┌─ Data shown

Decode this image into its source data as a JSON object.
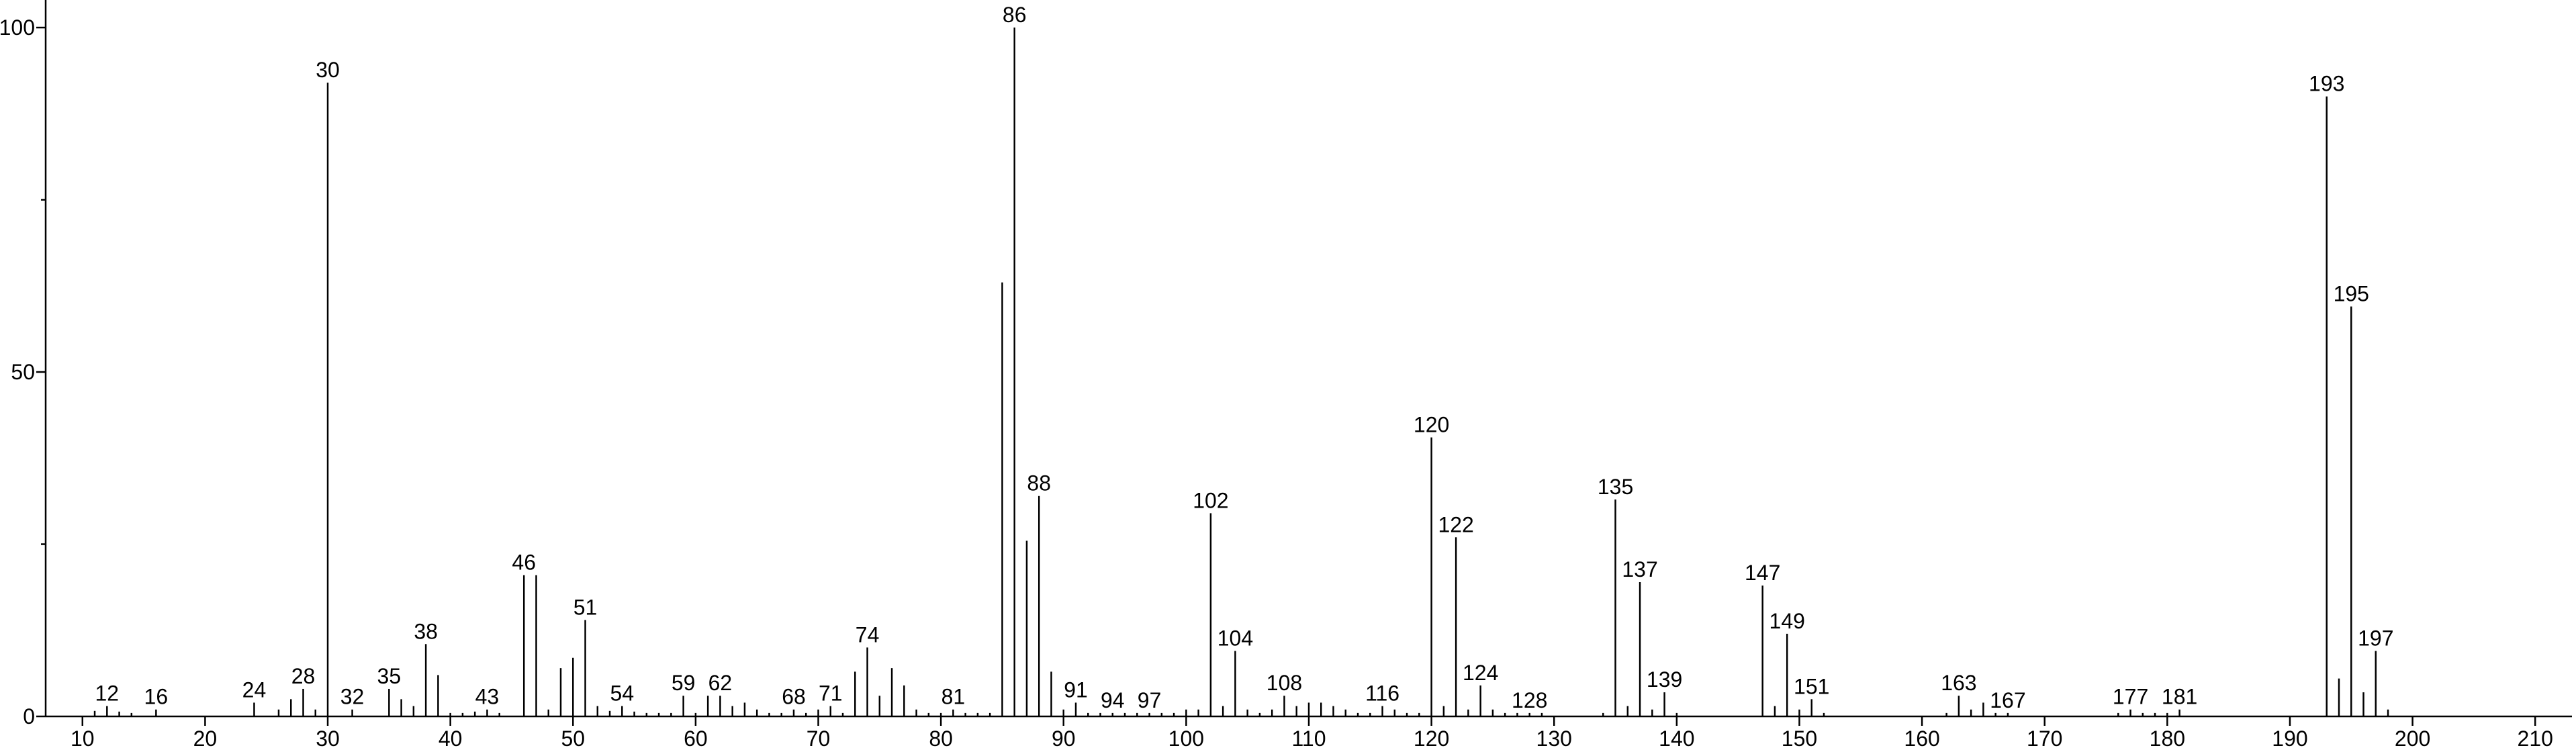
{
  "chart_data": {
    "type": "spectrum",
    "color": "#000000",
    "series": [
      {
        "x": [
          12,
          16,
          24,
          28,
          30,
          32,
          35,
          38,
          43,
          46,
          51,
          54,
          59,
          62,
          68,
          71,
          74,
          81,
          86,
          88,
          91,
          94,
          97,
          102,
          104,
          108,
          116,
          120,
          122,
          124,
          128,
          135,
          137,
          139,
          147,
          149,
          151,
          163,
          167,
          177,
          181,
          193,
          195,
          197
        ],
        "values": [
          1.5,
          1,
          2,
          4,
          92,
          1,
          4,
          10.5,
          1,
          20.5,
          14,
          1.5,
          3,
          3,
          1,
          1.5,
          10,
          1,
          100,
          32,
          2,
          0.5,
          0.5,
          29.5,
          9.5,
          3,
          1.5,
          40.5,
          26,
          4.5,
          0.5,
          31.5,
          19.5,
          3.5,
          19,
          12,
          2.5,
          3,
          0.5,
          1,
          1,
          90,
          59.5,
          9.5
        ]
      },
      {
        "x": [
          11,
          13,
          14,
          26,
          27,
          29,
          36,
          37,
          39,
          40,
          41,
          42,
          44,
          47,
          48,
          49,
          50,
          52,
          53,
          55,
          56,
          57,
          58,
          60,
          61,
          63,
          64,
          65,
          66,
          67,
          69,
          70,
          72,
          73,
          75,
          76,
          77,
          78,
          79,
          80,
          82,
          83,
          84,
          85,
          87,
          89,
          90,
          92,
          93,
          95,
          96,
          98,
          99,
          100,
          101,
          103,
          105,
          106,
          107,
          109,
          110,
          111,
          112,
          113,
          114,
          115,
          117,
          118,
          119,
          121,
          123,
          125,
          126,
          127,
          129,
          134,
          136,
          138,
          140,
          148,
          150,
          152,
          162,
          164,
          165,
          166,
          176,
          178,
          179,
          180,
          194,
          196,
          198
        ],
        "values": [
          0.8,
          0.7,
          0.5,
          1,
          2.5,
          1,
          2.5,
          1.5,
          6,
          0.5,
          0.5,
          0.7,
          0.5,
          20.5,
          1,
          7,
          8.5,
          1.5,
          0.8,
          0.7,
          0.5,
          0.5,
          0.5,
          0.5,
          3,
          1.5,
          2,
          1,
          0.5,
          0.5,
          0.5,
          1,
          0.5,
          6.5,
          3,
          7,
          4.5,
          1,
          0.5,
          0.5,
          0.5,
          0.5,
          0.5,
          63,
          25.5,
          6.5,
          1,
          0.5,
          0.5,
          0.5,
          0.5,
          0.5,
          0.5,
          1,
          1,
          1.5,
          1,
          0.5,
          1,
          1.5,
          2,
          2,
          1.5,
          1,
          0.5,
          0.5,
          1,
          0.5,
          0.5,
          1.5,
          1,
          1,
          0.5,
          0.5,
          0.5,
          0.5,
          1.5,
          1,
          0.5,
          1.5,
          1,
          0.5,
          0.5,
          1,
          2,
          0.5,
          0.5,
          0.5,
          0.5,
          0.5,
          5.5,
          3.5,
          1
        ]
      }
    ],
    "xlim": [
      7,
      213
    ],
    "xticks": [
      10,
      20,
      30,
      40,
      50,
      60,
      70,
      80,
      90,
      100,
      110,
      120,
      130,
      140,
      150,
      160,
      170,
      180,
      190,
      200,
      210
    ],
    "ylim": [
      0,
      104
    ],
    "yticks": [
      0,
      50,
      100
    ],
    "yminorticks": [
      25,
      75
    ]
  }
}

└─

• _Exercise instructions_: Above are records with pictures; repeat the records exactly and leave the pictures out.

• _Exercise answer_:
Decode this image into its source data as a JSON object.
{
  "chart_data": {
    "type": "spectrum",
    "color": "#000000",
    "series": [
      {
        "x": [
          12,
          16,
          24,
          28,
          30,
          32,
          35,
          38,
          43,
          46,
          51,
          54,
          59,
          62,
          68,
          71,
          74,
          81,
          86,
          88,
          91,
          94,
          97,
          102,
          104,
          108,
          116,
          120,
          122,
          124,
          128,
          135,
          137,
          139,
          147,
          149,
          151,
          163,
          167,
          177,
          181,
          193,
          195,
          197
        ],
        "values": [
          1.5,
          1,
          2,
          4,
          92,
          1,
          4,
          10.5,
          1,
          20.5,
          14,
          1.5,
          3,
          3,
          1,
          1.5,
          10,
          1,
          100,
          32,
          2,
          0.5,
          0.5,
          29.5,
          9.5,
          3,
          1.5,
          40.5,
          26,
          4.5,
          0.5,
          31.5,
          19.5,
          3.5,
          19,
          12,
          2.5,
          3,
          0.5,
          1,
          1,
          90,
          59.5,
          9.5
        ]
      },
      {
        "x": [
          11,
          13,
          14,
          26,
          27,
          29,
          36,
          37,
          39,
          40,
          41,
          42,
          44,
          47,
          48,
          49,
          50,
          52,
          53,
          55,
          56,
          57,
          58,
          60,
          61,
          63,
          64,
          65,
          66,
          67,
          69,
          70,
          72,
          73,
          75,
          76,
          77,
          78,
          79,
          80,
          82,
          83,
          84,
          85,
          87,
          89,
          90,
          92,
          93,
          95,
          96,
          98,
          99,
          100,
          101,
          103,
          105,
          106,
          107,
          109,
          110,
          111,
          112,
          113,
          114,
          115,
          117,
          118,
          119,
          121,
          123,
          125,
          126,
          127,
          129,
          134,
          136,
          138,
          140,
          148,
          150,
          152,
          162,
          164,
          165,
          166,
          176,
          178,
          179,
          180,
          194,
          196,
          198
        ],
        "values": [
          0.8,
          0.7,
          0.5,
          1,
          2.5,
          1,
          2.5,
          1.5,
          6,
          0.5,
          0.5,
          0.7,
          0.5,
          20.5,
          1,
          7,
          8.5,
          1.5,
          0.8,
          0.7,
          0.5,
          0.5,
          0.5,
          0.5,
          3,
          1.5,
          2,
          1,
          0.5,
          0.5,
          0.5,
          1,
          0.5,
          6.5,
          3,
          7,
          4.5,
          1,
          0.5,
          0.5,
          0.5,
          0.5,
          0.5,
          63,
          25.5,
          6.5,
          1,
          0.5,
          0.5,
          0.5,
          0.5,
          0.5,
          0.5,
          1,
          1,
          1.5,
          1,
          0.5,
          1,
          1.5,
          2,
          2,
          1.5,
          1,
          0.5,
          0.5,
          1,
          0.5,
          0.5,
          1.5,
          1,
          1,
          0.5,
          0.5,
          0.5,
          0.5,
          1.5,
          1,
          0.5,
          1.5,
          1,
          0.5,
          0.5,
          1,
          2,
          0.5,
          0.5,
          0.5,
          0.5,
          0.5,
          5.5,
          3.5,
          1
        ]
      }
    ],
    "xlim": [
      7,
      213
    ],
    "xticks": [
      10,
      20,
      30,
      40,
      50,
      60,
      70,
      80,
      90,
      100,
      110,
      120,
      130,
      140,
      150,
      160,
      170,
      180,
      190,
      200,
      210
    ],
    "ylim": [
      0,
      104
    ],
    "yticks": [
      0,
      50,
      100
    ],
    "yminorticks": [
      25,
      75
    ]
  }
}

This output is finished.